(Stored dataset items)
* * *

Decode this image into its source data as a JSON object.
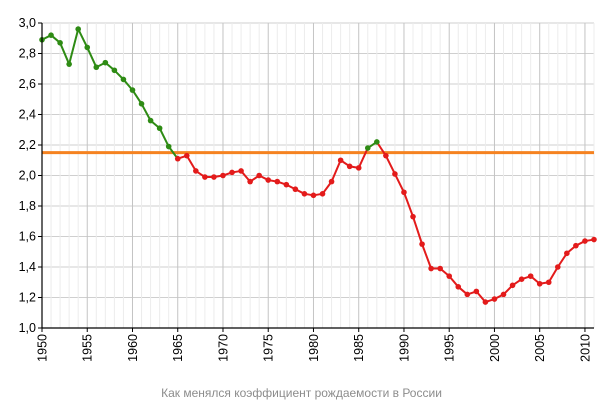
{
  "caption": "Как менялся коэффициент рождаемости в России",
  "chart_data": {
    "type": "line",
    "title": "",
    "xlabel": "",
    "ylabel": "",
    "xlim": [
      1950,
      2011
    ],
    "ylim": [
      1.0,
      3.0
    ],
    "y_ticks": [
      1.0,
      1.2,
      1.4,
      1.6,
      1.8,
      2.0,
      2.2,
      2.4,
      2.6,
      2.8,
      3.0
    ],
    "y_tick_labels": [
      "1,0",
      "1,2",
      "1,4",
      "1,6",
      "1,8",
      "2,0",
      "2,2",
      "2,4",
      "2,6",
      "2,8",
      "3,0"
    ],
    "x_ticks": [
      1950,
      1955,
      1960,
      1965,
      1970,
      1975,
      1980,
      1985,
      1990,
      1995,
      2000,
      2005,
      2010
    ],
    "x_tick_labels": [
      "1950",
      "1955",
      "1960",
      "1965",
      "1970",
      "1975",
      "1980",
      "1985",
      "1990",
      "1995",
      "2000",
      "2005",
      "2010"
    ],
    "grid": "both",
    "reference_line": {
      "y": 2.15,
      "color": "#f58220"
    },
    "colors": {
      "above": "#2e8b14",
      "below": "#e31b1b",
      "grid": "#cfcfcf"
    },
    "series": [
      {
        "x": [
          1950,
          1951,
          1952,
          1953,
          1954,
          1955,
          1956,
          1957,
          1958,
          1959,
          1960,
          1961,
          1962,
          1963,
          1964,
          1965,
          1966,
          1967,
          1968,
          1969,
          1970,
          1971,
          1972,
          1973,
          1974,
          1975,
          1976,
          1977,
          1978,
          1979,
          1980,
          1981,
          1982,
          1983,
          1984,
          1985,
          1986,
          1987,
          1988,
          1989,
          1990,
          1991,
          1992,
          1993,
          1994,
          1995,
          1996,
          1997,
          1998,
          1999,
          2000,
          2001,
          2002,
          2003,
          2004,
          2005,
          2006,
          2007,
          2008,
          2009,
          2010,
          2011
        ],
        "values": [
          2.89,
          2.92,
          2.87,
          2.73,
          2.96,
          2.84,
          2.71,
          2.74,
          2.69,
          2.63,
          2.56,
          2.47,
          2.36,
          2.31,
          2.19,
          2.11,
          2.13,
          2.03,
          1.99,
          1.99,
          2.0,
          2.02,
          2.03,
          1.96,
          2.0,
          1.97,
          1.96,
          1.94,
          1.91,
          1.88,
          1.87,
          1.88,
          1.96,
          2.1,
          2.06,
          2.05,
          2.18,
          2.22,
          2.13,
          2.01,
          1.89,
          1.73,
          1.55,
          1.39,
          1.39,
          1.34,
          1.27,
          1.22,
          1.24,
          1.17,
          1.19,
          1.22,
          1.28,
          1.32,
          1.34,
          1.29,
          1.3,
          1.4,
          1.49,
          1.54,
          1.57,
          1.58
        ]
      }
    ]
  }
}
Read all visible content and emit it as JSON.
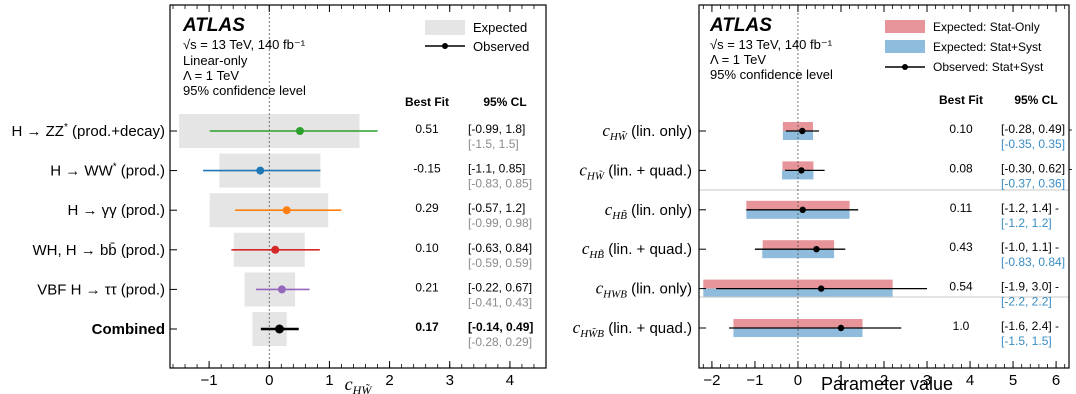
{
  "chart_data": [
    {
      "type": "forest",
      "experiment": "ATLAS",
      "info": [
        "√s = 13 TeV, 140 fb⁻¹",
        "Linear-only",
        "Λ = 1 TeV",
        "95% confidence level"
      ],
      "legend": [
        "Expected",
        "Observed"
      ],
      "legend_placement": "top-right",
      "col_headers": [
        "Best Fit",
        "95% CL"
      ],
      "xlabel": "c_HW̃",
      "xlim": [
        -1.65,
        4.6
      ],
      "xticks": [
        -1,
        0,
        1,
        2,
        3,
        4
      ],
      "rows": [
        {
          "label": "H → ZZ* (prod.+decay)",
          "best": 0.51,
          "best_text": "0.51",
          "obs": [
            -0.99,
            1.8
          ],
          "exp": [
            -1.5,
            1.5
          ],
          "obs_text": "[-0.99, 1.8]",
          "exp_text": "[-1.5, 1.5]",
          "color": "#2ca02c"
        },
        {
          "label": "H → WW* (prod.)",
          "best": -0.15,
          "best_text": "-0.15",
          "obs": [
            -1.1,
            0.85
          ],
          "exp": [
            -0.83,
            0.85
          ],
          "obs_text": "[-1.1, 0.85]",
          "exp_text": "[-0.83, 0.85]",
          "color": "#1f77b4"
        },
        {
          "label": "H → γγ (prod.)",
          "best": 0.29,
          "best_text": "0.29",
          "obs": [
            -0.57,
            1.2
          ],
          "exp": [
            -0.99,
            0.98
          ],
          "obs_text": "[-0.57, 1.2]",
          "exp_text": "[-0.99, 0.98]",
          "color": "#ff7f0e"
        },
        {
          "label": "WH, H → bb̄ (prod.)",
          "best": 0.1,
          "best_text": "0.10",
          "obs": [
            -0.63,
            0.84
          ],
          "exp": [
            -0.59,
            0.59
          ],
          "obs_text": "[-0.63, 0.84]",
          "exp_text": "[-0.59, 0.59]",
          "color": "#d62728"
        },
        {
          "label": "VBF H → ττ (prod.)",
          "best": 0.21,
          "best_text": "0.21",
          "obs": [
            -0.22,
            0.67
          ],
          "exp": [
            -0.41,
            0.43
          ],
          "obs_text": "[-0.22, 0.67]",
          "exp_text": "[-0.41, 0.43]",
          "color": "#9467bd"
        },
        {
          "label": "Combined",
          "best": 0.17,
          "best_text": "0.17",
          "obs": [
            -0.14,
            0.49
          ],
          "exp": [
            -0.28,
            0.29
          ],
          "obs_text": "[-0.14, 0.49]",
          "exp_text": "[-0.28, 0.29]",
          "color": "#000000",
          "bold": true
        }
      ]
    },
    {
      "type": "forest",
      "experiment": "ATLAS",
      "info": [
        "√s = 13 TeV, 140 fb⁻¹",
        "Λ = 1 TeV",
        "95% confidence level"
      ],
      "legend": [
        "Expected: Stat-Only",
        "Expected: Stat+Syst",
        "Observed: Stat+Syst"
      ],
      "legend_placement": "top-right",
      "col_headers": [
        "Best Fit",
        "95% CL"
      ],
      "xlabel": "Parameter value",
      "xlim": [
        -2.3,
        6.3
      ],
      "xticks": [
        -2,
        -1,
        0,
        1,
        2,
        3,
        4,
        5,
        6
      ],
      "colors": {
        "stat_only": "#e7949a",
        "stat_syst": "#8fbcdc"
      },
      "rows": [
        {
          "label": "c_HW̃ (lin. only)",
          "best": 0.1,
          "best_text": "0.10",
          "obs": [
            -0.28,
            0.49
          ],
          "stat": [
            -0.35,
            0.35
          ],
          "syst": [
            -0.35,
            0.35
          ],
          "obs_text": "[-0.28, 0.49]",
          "exp_text": "[-0.35, 0.35]"
        },
        {
          "label": "c_HW̃ (lin. + quad.)",
          "best": 0.08,
          "best_text": "0.08",
          "obs": [
            -0.3,
            0.62
          ],
          "stat": [
            -0.36,
            0.36
          ],
          "syst": [
            -0.37,
            0.36
          ],
          "obs_text": "[-0.30, 0.62]",
          "exp_text": "[-0.37, 0.36]"
        },
        {
          "label": "c_HB̃ (lin. only)",
          "best": 0.11,
          "best_text": "0.11",
          "obs": [
            -1.2,
            1.4
          ],
          "stat": [
            -1.2,
            1.2
          ],
          "syst": [
            -1.2,
            1.2
          ],
          "obs_text": "[-1.2, 1.4]",
          "exp_text": "[-1.2, 1.2]"
        },
        {
          "label": "c_HB̃ (lin. + quad.)",
          "best": 0.43,
          "best_text": "0.43",
          "obs": [
            -1.0,
            1.1
          ],
          "stat": [
            -0.82,
            0.84
          ],
          "syst": [
            -0.83,
            0.84
          ],
          "obs_text": "[-1.0, 1.1]",
          "exp_text": "[-0.83, 0.84]"
        },
        {
          "label": "c_HWB (lin. only)",
          "best": 0.54,
          "best_text": "0.54",
          "obs": [
            -1.9,
            3.0
          ],
          "stat": [
            -2.2,
            2.2
          ],
          "syst": [
            -2.2,
            2.2
          ],
          "obs_text": "[-1.9, 3.0]",
          "exp_text": "[-2.2, 2.2]"
        },
        {
          "label": "c_HW̃B (lin. + quad.)",
          "best": 1.0,
          "best_text": "1.0",
          "obs": [
            -1.6,
            2.4
          ],
          "stat": [
            -1.5,
            1.5
          ],
          "syst": [
            -1.5,
            1.5
          ],
          "obs_text": "[-1.6, 2.4]",
          "exp_text": "[-1.5, 1.5]"
        }
      ]
    }
  ]
}
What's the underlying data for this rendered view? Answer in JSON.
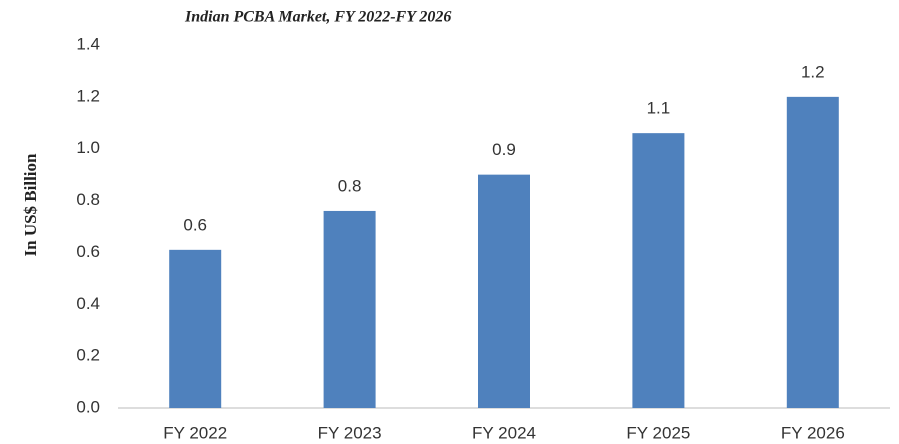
{
  "chart_data": {
    "type": "bar",
    "title": "Indian PCBA Market, FY 2022-FY 2026",
    "y_label": "In US$ Billion",
    "categories": [
      "FY 2022",
      "FY 2023",
      "FY 2024",
      "FY 2025",
      "FY 2026"
    ],
    "values": [
      0.61,
      0.76,
      0.9,
      1.06,
      1.2
    ],
    "value_labels": [
      "0.6",
      "0.8",
      "0.9",
      "1.1",
      "1.2"
    ],
    "color": "#4f81bd",
    "ylim": [
      0,
      1.4
    ],
    "yticks": [
      {
        "value": 0,
        "label": "0.0"
      },
      0.2,
      0.4,
      0.6,
      0.8,
      {
        "value": 1,
        "label": "1.0"
      },
      1.2,
      1.4
    ],
    "grid": false
  }
}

* * *

The word "title" may occur in lines of the records. Report how many such lines there are, giving only the number.

2